### EXCERPTED TEXT
=====

As React is already a pretty good lib to handle the DOM efficiently, we can (mostly) spare d3-selection and render the SVG elements in JSX:

export function FunctionPlot({ f, width, margin, height, range }) {
  margin = margin || 40;
  width = width || 400;
  height = height || 300;
  range = range || { x: [-1, 1], y: [-1, 1] };
  const line = [],
    x = scaleLinear()
      .domain(range.x)
      .range([margin, width - margin]),
    y = scaleLinear()
      .domain(range.y)
      .range([height - margin, margin]);
  for (let i = margin + 1e-6; i < width - margin; i += 1) {
    const X = x.invert(i),
      Y = f(X),
      j = y(Y);
    line.push([i, j]);
  }
  return (
    <svg width={width + 20} height={height + 20}>
      <g>
        <path d={`M${line.join('L')}`} stroke="steelblue" fill="none" />
        <g transform={`translate(${margin},0)`} ref={(g) => select(g).call(axisLeft(y))} />
        <g transform={`translate(0,${y(0)})`} ref={(g) => select(g).call(axisBottom(x))} />
      </g>
    </svg>
  );
}

Now the .select / .append calls have been refactored to JSX. I like this code much more as it looks flatter and lets me manipulate the svg elements directly as JSX without using a wide API surface of chaining methods.

=====

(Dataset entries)
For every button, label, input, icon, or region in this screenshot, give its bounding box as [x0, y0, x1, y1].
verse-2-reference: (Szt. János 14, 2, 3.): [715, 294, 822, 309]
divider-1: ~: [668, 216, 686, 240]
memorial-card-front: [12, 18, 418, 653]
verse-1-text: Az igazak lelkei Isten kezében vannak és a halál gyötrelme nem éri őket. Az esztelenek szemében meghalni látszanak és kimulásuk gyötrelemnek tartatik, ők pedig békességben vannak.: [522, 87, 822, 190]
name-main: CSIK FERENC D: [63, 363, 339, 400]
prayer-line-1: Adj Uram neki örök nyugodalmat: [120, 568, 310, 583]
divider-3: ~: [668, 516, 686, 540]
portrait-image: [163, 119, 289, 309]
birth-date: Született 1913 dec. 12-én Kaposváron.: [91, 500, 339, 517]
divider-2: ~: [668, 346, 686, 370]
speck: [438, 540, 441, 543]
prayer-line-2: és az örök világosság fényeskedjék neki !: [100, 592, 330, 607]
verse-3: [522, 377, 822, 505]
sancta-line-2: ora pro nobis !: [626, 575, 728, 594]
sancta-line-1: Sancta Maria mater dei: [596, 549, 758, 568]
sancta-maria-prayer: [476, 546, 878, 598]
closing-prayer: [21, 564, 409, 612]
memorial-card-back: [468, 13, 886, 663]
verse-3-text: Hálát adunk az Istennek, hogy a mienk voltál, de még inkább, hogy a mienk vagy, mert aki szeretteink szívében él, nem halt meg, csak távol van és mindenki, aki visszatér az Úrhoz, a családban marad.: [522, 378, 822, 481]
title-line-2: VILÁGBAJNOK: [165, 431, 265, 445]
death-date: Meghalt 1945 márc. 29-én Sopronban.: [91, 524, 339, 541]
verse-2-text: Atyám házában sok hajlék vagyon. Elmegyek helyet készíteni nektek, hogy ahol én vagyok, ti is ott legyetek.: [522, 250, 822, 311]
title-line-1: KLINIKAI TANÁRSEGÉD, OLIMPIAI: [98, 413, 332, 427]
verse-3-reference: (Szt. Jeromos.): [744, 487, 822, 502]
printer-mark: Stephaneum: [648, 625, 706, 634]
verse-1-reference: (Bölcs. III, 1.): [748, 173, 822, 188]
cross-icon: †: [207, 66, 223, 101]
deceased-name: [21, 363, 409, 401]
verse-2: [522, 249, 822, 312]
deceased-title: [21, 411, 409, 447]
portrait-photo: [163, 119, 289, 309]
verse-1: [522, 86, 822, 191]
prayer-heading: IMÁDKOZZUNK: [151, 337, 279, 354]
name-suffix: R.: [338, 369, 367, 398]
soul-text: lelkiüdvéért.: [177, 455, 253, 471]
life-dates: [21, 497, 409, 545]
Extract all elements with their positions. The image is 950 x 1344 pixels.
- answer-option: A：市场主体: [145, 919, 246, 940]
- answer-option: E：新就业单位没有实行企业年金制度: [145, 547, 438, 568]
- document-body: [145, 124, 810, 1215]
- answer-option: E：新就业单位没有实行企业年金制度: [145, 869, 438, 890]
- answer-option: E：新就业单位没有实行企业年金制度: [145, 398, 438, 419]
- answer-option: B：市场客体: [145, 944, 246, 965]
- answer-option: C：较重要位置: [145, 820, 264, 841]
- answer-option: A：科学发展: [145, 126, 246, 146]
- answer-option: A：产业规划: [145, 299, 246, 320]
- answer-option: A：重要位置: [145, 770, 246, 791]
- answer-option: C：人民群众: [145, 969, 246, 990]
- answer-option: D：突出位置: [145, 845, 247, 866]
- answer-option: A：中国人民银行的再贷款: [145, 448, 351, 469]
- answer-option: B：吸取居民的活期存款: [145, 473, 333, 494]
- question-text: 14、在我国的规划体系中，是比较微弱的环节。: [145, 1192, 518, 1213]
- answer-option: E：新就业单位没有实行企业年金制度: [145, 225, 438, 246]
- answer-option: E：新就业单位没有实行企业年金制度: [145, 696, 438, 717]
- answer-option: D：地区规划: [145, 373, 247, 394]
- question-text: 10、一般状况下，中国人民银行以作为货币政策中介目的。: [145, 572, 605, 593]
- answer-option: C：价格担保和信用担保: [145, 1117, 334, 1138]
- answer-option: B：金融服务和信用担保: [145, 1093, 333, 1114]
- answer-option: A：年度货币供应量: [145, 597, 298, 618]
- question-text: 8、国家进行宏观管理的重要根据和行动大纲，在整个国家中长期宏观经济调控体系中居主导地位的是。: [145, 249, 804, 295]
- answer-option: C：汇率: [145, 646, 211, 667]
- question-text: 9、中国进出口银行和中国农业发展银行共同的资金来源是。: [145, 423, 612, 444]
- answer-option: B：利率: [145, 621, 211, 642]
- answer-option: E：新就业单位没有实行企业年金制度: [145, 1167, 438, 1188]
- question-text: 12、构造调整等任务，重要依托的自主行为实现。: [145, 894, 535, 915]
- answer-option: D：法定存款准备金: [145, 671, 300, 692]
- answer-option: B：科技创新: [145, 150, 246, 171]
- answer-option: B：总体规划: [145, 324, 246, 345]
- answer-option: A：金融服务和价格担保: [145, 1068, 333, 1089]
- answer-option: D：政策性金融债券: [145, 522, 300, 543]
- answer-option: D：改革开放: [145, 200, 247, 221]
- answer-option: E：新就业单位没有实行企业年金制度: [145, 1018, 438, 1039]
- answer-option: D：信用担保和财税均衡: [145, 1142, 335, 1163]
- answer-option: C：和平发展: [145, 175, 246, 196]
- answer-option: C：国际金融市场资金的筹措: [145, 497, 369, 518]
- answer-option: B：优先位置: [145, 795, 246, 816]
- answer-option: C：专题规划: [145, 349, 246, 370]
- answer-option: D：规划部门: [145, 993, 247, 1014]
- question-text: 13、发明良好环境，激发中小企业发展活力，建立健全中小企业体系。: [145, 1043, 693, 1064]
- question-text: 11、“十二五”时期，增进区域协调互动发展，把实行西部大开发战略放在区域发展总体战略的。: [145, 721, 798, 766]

=====

### EXERCISE INSTRUCTIONS
Could you continue the excerpt on plotting a function with React and D3, picking up right after its final paragraph? These dataset entries are separate material with no connection to the excerpt on plotting a function with React and D3.

### RESULT OF THE EXERCISE
The output is exactly the same:

You may have noticed that the axes are still rendered using ref callback + d3-selection. This is because the axes methods are generators that output a subtree of DOM nodes. If we wanted to avoid using d3-selection completely, we could implement our own axis component using scale.ticks.

But for my use case, the above approach is perfectly fine.

I am really excited by d3 and the way it is organized in small modules, letting me pick only the parts I need! It will be a big part of upcoming visualizations on this blog.